## Given task
Copy, in full, each line of the material that holds the word "TechNews".
— START OF Exercise materials —
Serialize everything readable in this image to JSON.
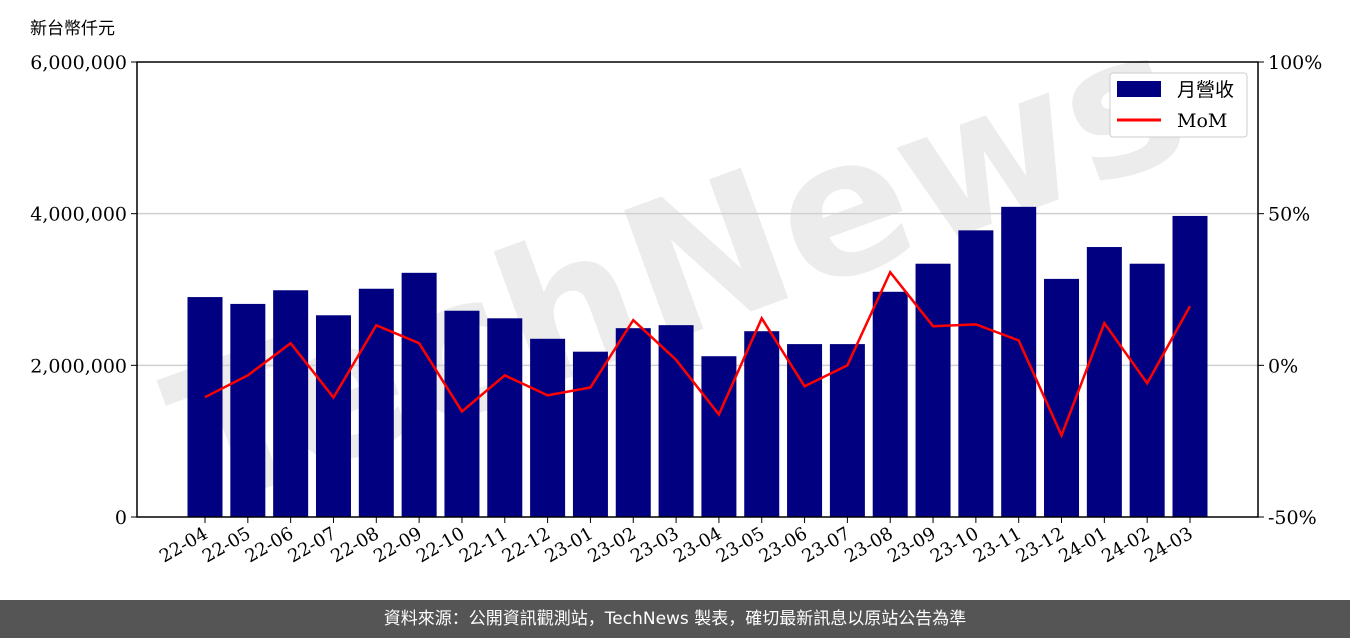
{
  "chart_data": {
    "type": "bar+line",
    "ylabel_left": "新台幣仟元",
    "categories": [
      "22-04",
      "22-05",
      "22-06",
      "22-07",
      "22-08",
      "22-09",
      "22-10",
      "22-11",
      "22-12",
      "23-01",
      "23-02",
      "23-03",
      "23-04",
      "23-05",
      "23-06",
      "23-07",
      "23-08",
      "23-09",
      "23-10",
      "23-11",
      "23-12",
      "24-01",
      "24-02",
      "24-03"
    ],
    "series": [
      {
        "name": "月營收",
        "type": "bar",
        "axis": "left",
        "color": "#000080",
        "values": [
          2900000,
          2810000,
          2990000,
          2660000,
          3010000,
          3220000,
          2720000,
          2620000,
          2350000,
          2180000,
          2490000,
          2530000,
          2120000,
          2450000,
          2280000,
          2280000,
          2970000,
          3340000,
          3780000,
          4090000,
          3140000,
          3560000,
          3340000,
          3970000
        ]
      },
      {
        "name": "MoM",
        "type": "line",
        "axis": "right",
        "color": "#ff0000",
        "values": [
          -10.5,
          -3.3,
          7.3,
          -10.6,
          13.2,
          7.3,
          -15.2,
          -3.3,
          -9.9,
          -7.3,
          14.9,
          1.8,
          -16.2,
          15.5,
          -6.9,
          0,
          30.7,
          12.9,
          13.5,
          8.2,
          -23.1,
          13.9,
          -5.9,
          19.5
        ]
      }
    ],
    "ylim_left": [
      0,
      6000000
    ],
    "yticks_left": [
      "0",
      "2,000,000",
      "4,000,000",
      "6,000,000"
    ],
    "ylim_right": [
      -50,
      100
    ],
    "yticks_right": [
      "-50%",
      "0%",
      "50%",
      "100%"
    ],
    "grid": "horizontal",
    "legend": "top-right"
  },
  "watermark": "TechNews",
  "footer": "資料來源：公開資訊觀測站，TechNews 製表，確切最新訊息以原站公告為準"
}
— END OF Exercise materials —
## Right answer
  "watermark": "TechNews",
  "footer": "資料來源：公開資訊觀測站，TechNews 製表，確切最新訊息以原站公告為準"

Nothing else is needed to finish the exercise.